What you should do
Reproduce the listing below, swapping each "collapse-icon" for "fold-icon" and keeping every other character the same.

Material provided

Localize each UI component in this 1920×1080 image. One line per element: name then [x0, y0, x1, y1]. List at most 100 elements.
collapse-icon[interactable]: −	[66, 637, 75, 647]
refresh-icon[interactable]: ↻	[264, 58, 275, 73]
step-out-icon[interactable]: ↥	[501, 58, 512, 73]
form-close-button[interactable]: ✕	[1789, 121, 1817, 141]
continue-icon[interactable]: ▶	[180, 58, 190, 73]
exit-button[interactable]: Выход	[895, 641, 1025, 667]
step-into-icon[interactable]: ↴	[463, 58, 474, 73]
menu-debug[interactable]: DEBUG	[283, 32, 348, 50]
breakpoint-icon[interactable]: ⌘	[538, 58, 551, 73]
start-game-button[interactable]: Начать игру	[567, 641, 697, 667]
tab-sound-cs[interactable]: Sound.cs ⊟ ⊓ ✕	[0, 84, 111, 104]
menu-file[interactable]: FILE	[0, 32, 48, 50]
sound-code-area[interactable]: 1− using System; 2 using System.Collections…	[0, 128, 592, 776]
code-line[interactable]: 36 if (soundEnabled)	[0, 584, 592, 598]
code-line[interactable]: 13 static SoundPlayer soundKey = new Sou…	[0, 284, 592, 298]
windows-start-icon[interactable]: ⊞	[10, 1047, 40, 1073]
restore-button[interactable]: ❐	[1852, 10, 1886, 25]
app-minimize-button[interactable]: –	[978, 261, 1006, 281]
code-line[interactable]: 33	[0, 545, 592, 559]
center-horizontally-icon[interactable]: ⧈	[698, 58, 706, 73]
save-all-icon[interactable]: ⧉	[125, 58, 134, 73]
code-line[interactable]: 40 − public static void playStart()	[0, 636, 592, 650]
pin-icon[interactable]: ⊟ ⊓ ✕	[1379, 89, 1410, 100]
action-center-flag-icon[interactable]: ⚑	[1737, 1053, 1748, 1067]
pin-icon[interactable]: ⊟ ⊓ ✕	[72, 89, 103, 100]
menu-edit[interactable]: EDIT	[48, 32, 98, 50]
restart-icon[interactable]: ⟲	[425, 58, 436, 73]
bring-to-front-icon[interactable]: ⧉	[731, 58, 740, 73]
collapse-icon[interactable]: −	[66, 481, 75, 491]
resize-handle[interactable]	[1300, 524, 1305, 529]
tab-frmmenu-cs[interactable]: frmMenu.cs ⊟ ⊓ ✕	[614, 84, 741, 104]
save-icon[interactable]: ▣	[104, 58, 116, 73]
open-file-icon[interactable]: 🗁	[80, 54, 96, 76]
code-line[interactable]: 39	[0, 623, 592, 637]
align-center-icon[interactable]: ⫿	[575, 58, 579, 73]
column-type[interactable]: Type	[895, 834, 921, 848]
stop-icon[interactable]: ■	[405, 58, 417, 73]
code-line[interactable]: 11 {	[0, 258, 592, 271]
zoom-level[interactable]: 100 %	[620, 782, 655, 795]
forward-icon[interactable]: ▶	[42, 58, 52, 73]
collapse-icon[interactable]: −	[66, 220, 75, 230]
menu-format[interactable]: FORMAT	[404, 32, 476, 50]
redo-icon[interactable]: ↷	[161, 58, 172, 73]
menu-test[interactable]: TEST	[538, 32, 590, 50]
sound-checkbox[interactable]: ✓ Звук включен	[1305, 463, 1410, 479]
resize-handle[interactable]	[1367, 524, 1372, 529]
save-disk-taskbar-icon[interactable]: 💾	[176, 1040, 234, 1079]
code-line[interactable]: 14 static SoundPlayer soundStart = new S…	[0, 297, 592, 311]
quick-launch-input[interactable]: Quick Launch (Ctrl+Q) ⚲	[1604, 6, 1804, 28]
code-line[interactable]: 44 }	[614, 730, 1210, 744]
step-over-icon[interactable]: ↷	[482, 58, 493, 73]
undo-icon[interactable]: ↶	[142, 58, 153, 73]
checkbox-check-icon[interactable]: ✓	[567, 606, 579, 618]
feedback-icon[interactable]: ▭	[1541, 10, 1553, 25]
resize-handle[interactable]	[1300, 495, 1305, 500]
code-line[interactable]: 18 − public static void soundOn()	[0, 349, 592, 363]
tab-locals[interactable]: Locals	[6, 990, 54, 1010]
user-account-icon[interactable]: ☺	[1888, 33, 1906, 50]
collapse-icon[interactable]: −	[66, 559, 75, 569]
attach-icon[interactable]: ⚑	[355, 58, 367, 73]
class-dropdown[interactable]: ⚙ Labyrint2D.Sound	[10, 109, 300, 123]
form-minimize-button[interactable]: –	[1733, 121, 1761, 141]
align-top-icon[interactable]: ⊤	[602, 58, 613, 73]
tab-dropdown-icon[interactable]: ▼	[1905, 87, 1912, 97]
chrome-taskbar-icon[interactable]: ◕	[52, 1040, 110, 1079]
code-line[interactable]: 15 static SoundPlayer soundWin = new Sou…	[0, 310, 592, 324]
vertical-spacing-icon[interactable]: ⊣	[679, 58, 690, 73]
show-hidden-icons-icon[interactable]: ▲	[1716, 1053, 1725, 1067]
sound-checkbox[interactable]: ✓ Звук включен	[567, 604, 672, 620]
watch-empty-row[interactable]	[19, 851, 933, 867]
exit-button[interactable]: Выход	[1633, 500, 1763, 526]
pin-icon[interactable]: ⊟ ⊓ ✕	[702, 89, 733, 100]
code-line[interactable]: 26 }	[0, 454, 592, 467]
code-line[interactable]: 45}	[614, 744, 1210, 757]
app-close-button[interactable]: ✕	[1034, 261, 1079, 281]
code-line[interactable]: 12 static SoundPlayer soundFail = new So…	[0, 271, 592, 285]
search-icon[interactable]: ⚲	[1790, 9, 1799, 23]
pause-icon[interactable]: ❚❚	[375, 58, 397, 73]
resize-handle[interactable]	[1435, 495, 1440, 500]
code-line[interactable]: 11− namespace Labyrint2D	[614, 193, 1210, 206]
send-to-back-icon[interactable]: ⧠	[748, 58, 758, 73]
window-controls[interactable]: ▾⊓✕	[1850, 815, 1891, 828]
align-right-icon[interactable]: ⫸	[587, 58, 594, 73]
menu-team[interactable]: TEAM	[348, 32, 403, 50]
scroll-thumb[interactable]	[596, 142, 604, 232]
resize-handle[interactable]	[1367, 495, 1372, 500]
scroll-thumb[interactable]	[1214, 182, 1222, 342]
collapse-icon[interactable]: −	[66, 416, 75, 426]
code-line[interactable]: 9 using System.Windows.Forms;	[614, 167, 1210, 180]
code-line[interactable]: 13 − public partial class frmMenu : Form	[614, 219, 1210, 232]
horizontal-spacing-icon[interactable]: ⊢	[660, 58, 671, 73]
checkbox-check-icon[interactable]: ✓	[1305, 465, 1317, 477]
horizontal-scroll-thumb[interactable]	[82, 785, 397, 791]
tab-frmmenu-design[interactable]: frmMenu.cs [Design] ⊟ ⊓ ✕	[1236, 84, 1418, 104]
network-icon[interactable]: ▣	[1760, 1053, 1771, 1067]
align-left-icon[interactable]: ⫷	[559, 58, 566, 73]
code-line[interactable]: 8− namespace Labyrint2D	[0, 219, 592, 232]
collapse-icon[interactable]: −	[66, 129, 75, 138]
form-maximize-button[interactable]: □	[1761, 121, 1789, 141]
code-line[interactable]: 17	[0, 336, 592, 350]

Exercise response
Localize each UI component in this 1920×1080 image. One line per element: name then [x0, y0, x1, y1]. List at most 100 elements.
fold-icon[interactable]: −	[66, 637, 75, 647]
refresh-icon[interactable]: ↻	[264, 58, 275, 73]
step-out-icon[interactable]: ↥	[501, 58, 512, 73]
form-close-button[interactable]: ✕	[1789, 121, 1817, 141]
continue-icon[interactable]: ▶	[180, 58, 190, 73]
exit-button[interactable]: Выход	[895, 641, 1025, 667]
step-into-icon[interactable]: ↴	[463, 58, 474, 73]
menu-debug[interactable]: DEBUG	[283, 32, 348, 50]
breakpoint-icon[interactable]: ⌘	[538, 58, 551, 73]
start-game-button[interactable]: Начать игру	[567, 641, 697, 667]
tab-sound-cs[interactable]: Sound.cs ⊟ ⊓ ✕	[0, 84, 111, 104]
menu-file[interactable]: FILE	[0, 32, 48, 50]
sound-code-area[interactable]: 1− using System; 2 using System.Collections…	[0, 128, 592, 776]
code-line[interactable]: 36 if (soundEnabled)	[0, 584, 592, 598]
code-line[interactable]: 13 static SoundPlayer soundKey = new Sou…	[0, 284, 592, 298]
windows-start-icon[interactable]: ⊞	[10, 1047, 40, 1073]
restore-button[interactable]: ❐	[1852, 10, 1886, 25]
app-minimize-button[interactable]: –	[978, 261, 1006, 281]
code-line[interactable]: 33	[0, 545, 592, 559]
center-horizontally-icon[interactable]: ⧈	[698, 58, 706, 73]
save-all-icon[interactable]: ⧉	[125, 58, 134, 73]
code-line[interactable]: 40 − public static void playStart()	[0, 636, 592, 650]
pin-icon[interactable]: ⊟ ⊓ ✕	[1379, 89, 1410, 100]
action-center-flag-icon[interactable]: ⚑	[1737, 1053, 1748, 1067]
pin-icon[interactable]: ⊟ ⊓ ✕	[72, 89, 103, 100]
menu-edit[interactable]: EDIT	[48, 32, 98, 50]
restart-icon[interactable]: ⟲	[425, 58, 436, 73]
bring-to-front-icon[interactable]: ⧉	[731, 58, 740, 73]
fold-icon[interactable]: −	[66, 481, 75, 491]
resize-handle[interactable]	[1300, 524, 1305, 529]
tab-frmmenu-cs[interactable]: frmMenu.cs ⊟ ⊓ ✕	[614, 84, 741, 104]
save-icon[interactable]: ▣	[104, 58, 116, 73]
open-file-icon[interactable]: 🗁	[80, 54, 96, 76]
code-line[interactable]: 39	[0, 623, 592, 637]
align-center-icon[interactable]: ⫿	[575, 58, 579, 73]
column-type[interactable]: Type	[895, 834, 921, 848]
stop-icon[interactable]: ■	[405, 58, 417, 73]
code-line[interactable]: 11 {	[0, 258, 592, 271]
zoom-level[interactable]: 100 %	[620, 782, 655, 795]
forward-icon[interactable]: ▶	[42, 58, 52, 73]
fold-icon[interactable]: −	[66, 220, 75, 230]
menu-format[interactable]: FORMAT	[404, 32, 476, 50]
redo-icon[interactable]: ↷	[161, 58, 172, 73]
menu-test[interactable]: TEST	[538, 32, 590, 50]
sound-checkbox[interactable]: ✓ Звук включен	[1305, 463, 1410, 479]
resize-handle[interactable]	[1367, 524, 1372, 529]
save-disk-taskbar-icon[interactable]: 💾	[176, 1040, 234, 1079]
code-line[interactable]: 14 static SoundPlayer soundStart = new S…	[0, 297, 592, 311]
quick-launch-input[interactable]: Quick Launch (Ctrl+Q) ⚲	[1604, 6, 1804, 28]
code-line[interactable]: 44 }	[614, 730, 1210, 744]
step-over-icon[interactable]: ↷	[482, 58, 493, 73]
undo-icon[interactable]: ↶	[142, 58, 153, 73]
checkbox-check-icon[interactable]: ✓	[567, 606, 579, 618]
feedback-icon[interactable]: ▭	[1541, 10, 1553, 25]
resize-handle[interactable]	[1300, 495, 1305, 500]
code-line[interactable]: 18 − public static void soundOn()	[0, 349, 592, 363]
tab-locals[interactable]: Locals	[6, 990, 54, 1010]
user-account-icon[interactable]: ☺	[1888, 33, 1906, 50]
fold-icon[interactable]: −	[66, 559, 75, 569]
attach-icon[interactable]: ⚑	[355, 58, 367, 73]
class-dropdown[interactable]: ⚙ Labyrint2D.Sound	[10, 109, 300, 123]
form-minimize-button[interactable]: –	[1733, 121, 1761, 141]
align-top-icon[interactable]: ⊤	[602, 58, 613, 73]
tab-dropdown-icon[interactable]: ▼	[1905, 87, 1912, 97]
chrome-taskbar-icon[interactable]: ◕	[52, 1040, 110, 1079]
code-line[interactable]: 15 static SoundPlayer soundWin = new Sou…	[0, 310, 592, 324]
vertical-spacing-icon[interactable]: ⊣	[679, 58, 690, 73]
show-hidden-icons-icon[interactable]: ▲	[1716, 1053, 1725, 1067]
sound-checkbox[interactable]: ✓ Звук включен	[567, 604, 672, 620]
watch-empty-row[interactable]	[19, 851, 933, 867]
exit-button[interactable]: Выход	[1633, 500, 1763, 526]
pin-icon[interactable]: ⊟ ⊓ ✕	[702, 89, 733, 100]
code-line[interactable]: 26 }	[0, 454, 592, 467]
code-line[interactable]: 45}	[614, 744, 1210, 757]
app-close-button[interactable]: ✕	[1034, 261, 1079, 281]
code-line[interactable]: 12 static SoundPlayer soundFail = new So…	[0, 271, 592, 285]
search-icon[interactable]: ⚲	[1790, 9, 1799, 23]
pause-icon[interactable]: ❚❚	[375, 58, 397, 73]
resize-handle[interactable]	[1435, 495, 1440, 500]
code-line[interactable]: 11− namespace Labyrint2D	[614, 193, 1210, 206]
send-to-back-icon[interactable]: ⧠	[748, 58, 758, 73]
window-controls[interactable]: ▾⊓✕	[1850, 815, 1891, 828]
align-right-icon[interactable]: ⫸	[587, 58, 594, 73]
menu-team[interactable]: TEAM	[348, 32, 403, 50]
scroll-thumb[interactable]	[596, 142, 604, 232]
resize-handle[interactable]	[1367, 495, 1372, 500]
scroll-thumb[interactable]	[1214, 182, 1222, 342]
fold-icon[interactable]: −	[66, 416, 75, 426]
code-line[interactable]: 9 using System.Windows.Forms;	[614, 167, 1210, 180]
code-line[interactable]: 13 − public partial class frmMenu : Form	[614, 219, 1210, 232]
horizontal-spacing-icon[interactable]: ⊢	[660, 58, 671, 73]
checkbox-check-icon[interactable]: ✓	[1305, 465, 1317, 477]
horizontal-scroll-thumb[interactable]	[82, 785, 397, 791]
tab-frmmenu-design[interactable]: frmMenu.cs [Design] ⊟ ⊓ ✕	[1236, 84, 1418, 104]
network-icon[interactable]: ▣	[1760, 1053, 1771, 1067]
align-left-icon[interactable]: ⫷	[559, 58, 566, 73]
code-line[interactable]: 8− namespace Labyrint2D	[0, 219, 592, 232]
fold-icon[interactable]: −	[66, 129, 75, 138]
form-maximize-button[interactable]: □	[1761, 121, 1789, 141]
code-line[interactable]: 17	[0, 336, 592, 350]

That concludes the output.